**GIVEN DATA**
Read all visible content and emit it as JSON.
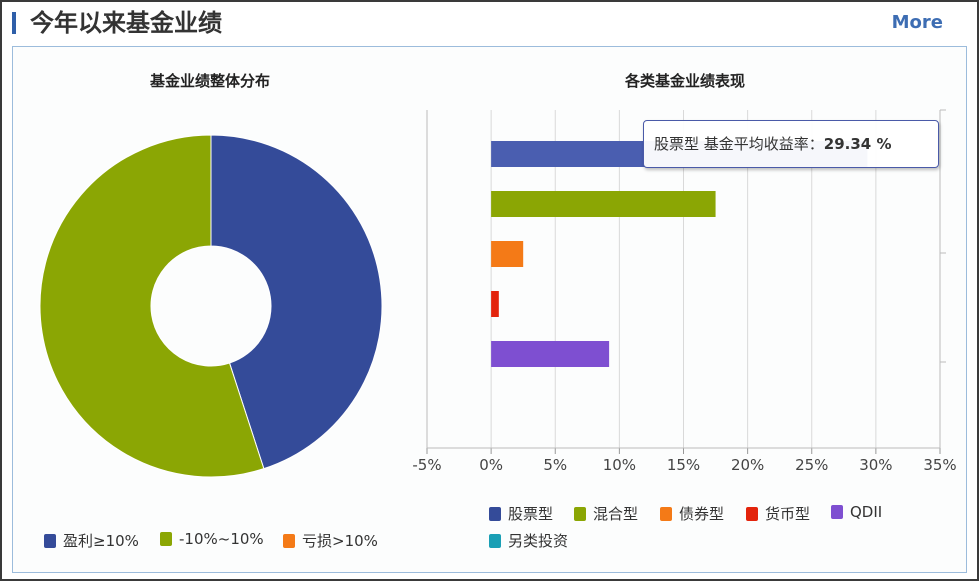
{
  "header": {
    "title": "今年以来基金业绩",
    "more_label": "More"
  },
  "colors": {
    "accent": "#2f5fa9",
    "stock": "#344b99",
    "mixed": "#8ba604",
    "bond": "#f47a17",
    "money": "#e3240c",
    "qdii": "#7e4fd1",
    "other": "#1a9fb5"
  },
  "chart_data": [
    {
      "type": "pie",
      "title": "基金业绩整体分布",
      "slices": [
        {
          "label": "盈利≥10%",
          "value": 45,
          "color": "#344b99"
        },
        {
          "label": "-10%~10%",
          "value": 55,
          "color": "#8ba604"
        },
        {
          "label": "亏损>10%",
          "value": 0,
          "color": "#f47a17"
        }
      ],
      "legend": [
        "盈利≥10%",
        "-10%~10%",
        "亏损>10%"
      ],
      "donut": true
    },
    {
      "type": "bar",
      "orientation": "horizontal",
      "title": "各类基金业绩表现",
      "categories": [
        "股票型",
        "混合型",
        "债券型",
        "货币型",
        "QDII"
      ],
      "values": [
        29.34,
        17.5,
        2.5,
        0.6,
        9.2
      ],
      "colors": [
        "#4a5eb0",
        "#8ba604",
        "#f47a17",
        "#e3240c",
        "#7e4fd1"
      ],
      "xlim": [
        -5,
        35
      ],
      "x_ticks": [
        "-5%",
        "0%",
        "5%",
        "10%",
        "15%",
        "20%",
        "25%",
        "30%",
        "35%"
      ],
      "legend": [
        {
          "label": "股票型",
          "color": "#344b99"
        },
        {
          "label": "混合型",
          "color": "#8ba604"
        },
        {
          "label": "债券型",
          "color": "#f47a17"
        },
        {
          "label": "货币型",
          "color": "#e3240c"
        },
        {
          "label": "QDII",
          "color": "#7e4fd1"
        },
        {
          "label": "另类投资",
          "color": "#1a9fb5"
        }
      ],
      "tooltip": {
        "prefix": "股票型 基金平均收益率：",
        "value": "29.34 %"
      },
      "grid": true
    }
  ]
}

**DIRECTION**
Go through the records and copy each line with "title" in it.

**THE COMPLETED TASK**
    "title": "今年以来基金业绩",
      "title": "基金业绩整体分布",
      "title": "各类基金业绩表现",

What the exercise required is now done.